[Aim of the exercise]: Retype the whole listing below, character for character.
------------
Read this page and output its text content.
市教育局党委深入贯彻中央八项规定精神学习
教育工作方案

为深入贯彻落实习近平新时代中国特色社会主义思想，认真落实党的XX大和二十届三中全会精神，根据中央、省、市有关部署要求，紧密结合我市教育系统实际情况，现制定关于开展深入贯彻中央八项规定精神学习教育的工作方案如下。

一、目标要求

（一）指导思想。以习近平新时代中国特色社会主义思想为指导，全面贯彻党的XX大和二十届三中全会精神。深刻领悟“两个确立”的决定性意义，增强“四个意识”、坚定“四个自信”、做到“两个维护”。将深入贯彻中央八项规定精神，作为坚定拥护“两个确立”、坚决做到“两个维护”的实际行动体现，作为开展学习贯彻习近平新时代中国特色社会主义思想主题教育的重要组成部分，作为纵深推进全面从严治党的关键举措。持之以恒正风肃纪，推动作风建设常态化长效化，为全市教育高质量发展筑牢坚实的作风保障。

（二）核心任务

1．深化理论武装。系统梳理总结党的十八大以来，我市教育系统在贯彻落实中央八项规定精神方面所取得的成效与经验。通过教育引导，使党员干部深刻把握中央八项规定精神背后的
------------
[Task output]:
Read this page and output its text content.
市教育局党委深入贯彻中央八项规定精神学习
教育工作方案

为深入贯彻落实习近平新时代中国特色社会主义思想，认真落实党的XX大和二十届三中全会精神，根据中央、省、市有关部署要求，紧密结合我市教育系统实际情况，现制定关于开展深入贯彻中央八项规定精神学习教育的工作方案如下。

一、目标要求

（一）指导思想。以习近平新时代中国特色社会主义思想为指导，全面贯彻党的XX大和二十届三中全会精神。深刻领悟“两个确立”的决定性意义，增强“四个意识”、坚定“四个自信”、做到“两个维护”。将深入贯彻中央八项规定精神，作为坚定拥护“两个确立”、坚决做到“两个维护”的实际行动体现，作为开展学习贯彻习近平新时代中国特色社会主义思想主题教育的重要组成部分，作为纵深推进全面从严治党的关键举措。持之以恒正风肃纪，推动作风建设常态化长效化，为全市教育高质量发展筑牢坚实的作风保障。

（二）核心任务

1．深化理论武装。系统梳理总结党的十八大以来，我市教育系统在贯彻落实中央八项规定精神方面所取得的成效与经验。通过教育引导，使党员干部深刻把握中央八项规定精神背后的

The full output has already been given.